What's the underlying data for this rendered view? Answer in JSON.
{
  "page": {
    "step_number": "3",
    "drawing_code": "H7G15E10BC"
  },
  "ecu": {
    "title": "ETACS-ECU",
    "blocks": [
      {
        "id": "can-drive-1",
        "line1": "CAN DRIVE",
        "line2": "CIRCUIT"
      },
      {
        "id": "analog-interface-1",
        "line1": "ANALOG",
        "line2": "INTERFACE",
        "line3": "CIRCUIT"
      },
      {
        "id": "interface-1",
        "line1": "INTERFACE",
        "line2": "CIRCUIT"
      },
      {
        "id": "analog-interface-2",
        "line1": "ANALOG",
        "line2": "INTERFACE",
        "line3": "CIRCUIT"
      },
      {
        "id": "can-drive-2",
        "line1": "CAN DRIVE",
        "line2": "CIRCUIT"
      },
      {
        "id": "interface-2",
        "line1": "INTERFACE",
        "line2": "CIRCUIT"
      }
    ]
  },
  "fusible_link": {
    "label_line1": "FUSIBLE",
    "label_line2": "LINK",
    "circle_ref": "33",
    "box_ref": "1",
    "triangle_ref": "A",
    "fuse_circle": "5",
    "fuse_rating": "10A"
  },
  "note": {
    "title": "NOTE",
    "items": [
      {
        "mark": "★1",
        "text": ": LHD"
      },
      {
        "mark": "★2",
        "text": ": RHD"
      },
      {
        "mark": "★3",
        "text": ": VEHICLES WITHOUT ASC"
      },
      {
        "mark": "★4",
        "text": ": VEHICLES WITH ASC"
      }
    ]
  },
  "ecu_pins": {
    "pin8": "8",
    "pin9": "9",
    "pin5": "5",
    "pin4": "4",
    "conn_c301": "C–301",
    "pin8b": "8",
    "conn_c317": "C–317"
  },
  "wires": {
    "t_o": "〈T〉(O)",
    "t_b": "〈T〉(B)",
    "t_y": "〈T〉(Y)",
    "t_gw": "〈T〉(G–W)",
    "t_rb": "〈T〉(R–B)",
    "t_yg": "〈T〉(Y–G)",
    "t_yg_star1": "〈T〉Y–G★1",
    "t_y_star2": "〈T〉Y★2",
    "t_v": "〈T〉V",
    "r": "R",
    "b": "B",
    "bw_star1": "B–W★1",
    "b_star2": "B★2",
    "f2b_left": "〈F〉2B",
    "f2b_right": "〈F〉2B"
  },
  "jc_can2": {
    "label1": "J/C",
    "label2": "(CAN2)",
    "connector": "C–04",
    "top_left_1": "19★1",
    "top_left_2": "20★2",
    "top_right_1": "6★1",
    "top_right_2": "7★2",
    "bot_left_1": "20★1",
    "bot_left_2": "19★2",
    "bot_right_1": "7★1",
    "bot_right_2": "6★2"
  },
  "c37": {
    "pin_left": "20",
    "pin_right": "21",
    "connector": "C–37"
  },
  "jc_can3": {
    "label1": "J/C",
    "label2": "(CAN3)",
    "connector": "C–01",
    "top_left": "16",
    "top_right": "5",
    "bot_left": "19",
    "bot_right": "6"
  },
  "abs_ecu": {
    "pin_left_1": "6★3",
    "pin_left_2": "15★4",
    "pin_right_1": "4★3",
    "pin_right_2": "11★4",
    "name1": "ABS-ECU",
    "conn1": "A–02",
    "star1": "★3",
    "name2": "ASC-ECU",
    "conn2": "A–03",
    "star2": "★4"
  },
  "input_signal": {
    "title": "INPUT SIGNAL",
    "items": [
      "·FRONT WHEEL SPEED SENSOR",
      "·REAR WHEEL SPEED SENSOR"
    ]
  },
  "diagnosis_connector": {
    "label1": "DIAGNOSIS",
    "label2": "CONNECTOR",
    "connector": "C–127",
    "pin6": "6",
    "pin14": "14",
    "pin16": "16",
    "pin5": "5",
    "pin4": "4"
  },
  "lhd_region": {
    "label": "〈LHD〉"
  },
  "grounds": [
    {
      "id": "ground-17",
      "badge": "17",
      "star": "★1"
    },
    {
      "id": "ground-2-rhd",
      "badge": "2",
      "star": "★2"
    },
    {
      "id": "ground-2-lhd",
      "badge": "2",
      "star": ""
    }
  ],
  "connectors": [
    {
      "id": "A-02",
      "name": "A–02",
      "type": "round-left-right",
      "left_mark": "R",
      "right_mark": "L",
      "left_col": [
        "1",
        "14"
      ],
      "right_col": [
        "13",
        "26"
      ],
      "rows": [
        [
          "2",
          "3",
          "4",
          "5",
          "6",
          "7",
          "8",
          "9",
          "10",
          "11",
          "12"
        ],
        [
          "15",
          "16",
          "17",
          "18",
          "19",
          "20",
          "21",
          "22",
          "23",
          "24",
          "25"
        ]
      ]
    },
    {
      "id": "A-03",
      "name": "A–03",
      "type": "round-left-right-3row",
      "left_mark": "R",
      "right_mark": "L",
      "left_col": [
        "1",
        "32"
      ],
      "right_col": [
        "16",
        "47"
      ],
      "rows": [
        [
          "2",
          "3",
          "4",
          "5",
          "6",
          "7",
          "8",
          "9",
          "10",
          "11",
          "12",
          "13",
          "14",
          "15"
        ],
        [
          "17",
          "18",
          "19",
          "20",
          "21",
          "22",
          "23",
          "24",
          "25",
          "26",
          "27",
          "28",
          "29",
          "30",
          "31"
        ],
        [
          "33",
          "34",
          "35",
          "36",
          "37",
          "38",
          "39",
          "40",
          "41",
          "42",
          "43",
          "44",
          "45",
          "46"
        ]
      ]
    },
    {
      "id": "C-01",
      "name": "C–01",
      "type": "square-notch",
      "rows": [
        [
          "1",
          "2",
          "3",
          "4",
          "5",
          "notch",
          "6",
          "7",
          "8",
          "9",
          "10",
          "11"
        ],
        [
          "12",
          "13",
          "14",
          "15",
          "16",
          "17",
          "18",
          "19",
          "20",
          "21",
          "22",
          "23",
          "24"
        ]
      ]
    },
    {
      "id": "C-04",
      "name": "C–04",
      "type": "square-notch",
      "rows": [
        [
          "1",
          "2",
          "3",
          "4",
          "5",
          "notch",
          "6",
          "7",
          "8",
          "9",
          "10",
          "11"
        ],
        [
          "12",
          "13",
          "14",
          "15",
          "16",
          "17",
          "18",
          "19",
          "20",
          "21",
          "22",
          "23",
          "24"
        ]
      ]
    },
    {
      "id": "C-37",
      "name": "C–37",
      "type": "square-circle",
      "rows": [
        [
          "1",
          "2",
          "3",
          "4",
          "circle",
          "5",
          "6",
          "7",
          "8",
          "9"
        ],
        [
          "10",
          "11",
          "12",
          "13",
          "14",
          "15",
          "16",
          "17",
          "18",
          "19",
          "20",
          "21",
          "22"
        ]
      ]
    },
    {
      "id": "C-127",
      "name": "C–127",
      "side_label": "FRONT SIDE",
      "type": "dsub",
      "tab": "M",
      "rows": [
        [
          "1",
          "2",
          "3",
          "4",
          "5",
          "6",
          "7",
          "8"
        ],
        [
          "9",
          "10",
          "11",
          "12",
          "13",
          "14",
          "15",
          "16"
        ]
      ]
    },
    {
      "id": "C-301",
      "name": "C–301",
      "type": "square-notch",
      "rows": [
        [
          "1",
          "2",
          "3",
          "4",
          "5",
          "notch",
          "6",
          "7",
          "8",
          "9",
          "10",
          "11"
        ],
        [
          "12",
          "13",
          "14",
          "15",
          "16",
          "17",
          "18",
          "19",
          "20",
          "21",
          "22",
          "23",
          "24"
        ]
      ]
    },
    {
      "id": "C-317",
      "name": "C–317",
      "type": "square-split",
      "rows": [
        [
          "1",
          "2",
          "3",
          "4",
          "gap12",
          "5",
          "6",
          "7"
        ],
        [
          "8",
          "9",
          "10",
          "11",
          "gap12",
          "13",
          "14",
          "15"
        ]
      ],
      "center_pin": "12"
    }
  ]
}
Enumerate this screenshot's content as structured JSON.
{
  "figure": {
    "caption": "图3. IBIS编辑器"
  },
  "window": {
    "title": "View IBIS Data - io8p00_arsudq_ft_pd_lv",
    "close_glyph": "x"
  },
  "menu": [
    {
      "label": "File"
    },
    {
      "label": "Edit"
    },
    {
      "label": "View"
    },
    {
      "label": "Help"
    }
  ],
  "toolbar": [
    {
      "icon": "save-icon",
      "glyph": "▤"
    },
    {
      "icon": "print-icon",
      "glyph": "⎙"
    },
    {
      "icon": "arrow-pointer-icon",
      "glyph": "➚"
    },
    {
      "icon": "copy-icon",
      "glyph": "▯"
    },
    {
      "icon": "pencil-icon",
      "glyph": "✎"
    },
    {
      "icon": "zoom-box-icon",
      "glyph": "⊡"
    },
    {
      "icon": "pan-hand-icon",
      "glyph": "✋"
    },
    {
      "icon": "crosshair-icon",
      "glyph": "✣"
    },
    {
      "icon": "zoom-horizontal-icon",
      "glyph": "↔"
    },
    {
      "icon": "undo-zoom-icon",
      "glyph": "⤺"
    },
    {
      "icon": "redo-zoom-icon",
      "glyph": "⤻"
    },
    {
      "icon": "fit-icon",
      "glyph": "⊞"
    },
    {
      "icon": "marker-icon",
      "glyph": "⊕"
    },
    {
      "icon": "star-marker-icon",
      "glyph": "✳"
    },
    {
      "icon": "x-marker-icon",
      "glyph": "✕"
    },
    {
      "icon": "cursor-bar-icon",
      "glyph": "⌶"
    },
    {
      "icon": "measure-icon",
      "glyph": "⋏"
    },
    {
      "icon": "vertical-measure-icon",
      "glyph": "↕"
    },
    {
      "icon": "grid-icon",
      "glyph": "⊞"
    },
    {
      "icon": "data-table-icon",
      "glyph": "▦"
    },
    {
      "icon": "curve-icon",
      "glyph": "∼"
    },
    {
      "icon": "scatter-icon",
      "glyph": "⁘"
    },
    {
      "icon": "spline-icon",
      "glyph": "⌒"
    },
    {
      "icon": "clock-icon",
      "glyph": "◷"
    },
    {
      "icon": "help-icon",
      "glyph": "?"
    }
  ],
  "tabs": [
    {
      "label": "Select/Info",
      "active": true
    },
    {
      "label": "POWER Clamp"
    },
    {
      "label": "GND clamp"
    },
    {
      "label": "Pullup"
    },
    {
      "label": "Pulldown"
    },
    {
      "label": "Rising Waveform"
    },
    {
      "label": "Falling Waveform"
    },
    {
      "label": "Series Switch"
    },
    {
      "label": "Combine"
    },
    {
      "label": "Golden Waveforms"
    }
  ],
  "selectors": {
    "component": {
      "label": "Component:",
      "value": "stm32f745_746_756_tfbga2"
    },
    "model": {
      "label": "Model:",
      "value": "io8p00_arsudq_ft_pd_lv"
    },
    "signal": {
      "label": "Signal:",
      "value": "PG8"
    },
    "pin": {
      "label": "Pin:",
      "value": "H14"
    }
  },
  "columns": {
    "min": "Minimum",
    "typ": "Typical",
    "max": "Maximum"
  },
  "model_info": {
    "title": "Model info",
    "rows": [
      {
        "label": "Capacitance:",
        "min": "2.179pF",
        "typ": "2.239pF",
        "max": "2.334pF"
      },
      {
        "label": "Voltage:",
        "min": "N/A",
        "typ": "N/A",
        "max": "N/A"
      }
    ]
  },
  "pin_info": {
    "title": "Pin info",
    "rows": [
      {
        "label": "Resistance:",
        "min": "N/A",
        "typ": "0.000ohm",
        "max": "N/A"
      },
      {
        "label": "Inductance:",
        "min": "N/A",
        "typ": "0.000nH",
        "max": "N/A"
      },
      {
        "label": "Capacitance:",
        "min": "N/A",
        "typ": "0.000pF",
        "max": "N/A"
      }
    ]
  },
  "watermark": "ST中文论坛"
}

--

* Work to be completed
Above are the records. Identify each line that contains the word "value".

* Solution for this task
      "value": "stm32f745_746_756_tfbga2"
      "value": "io8p00_arsudq_ft_pd_lv"
      "value": "PG8"
      "value": "H14"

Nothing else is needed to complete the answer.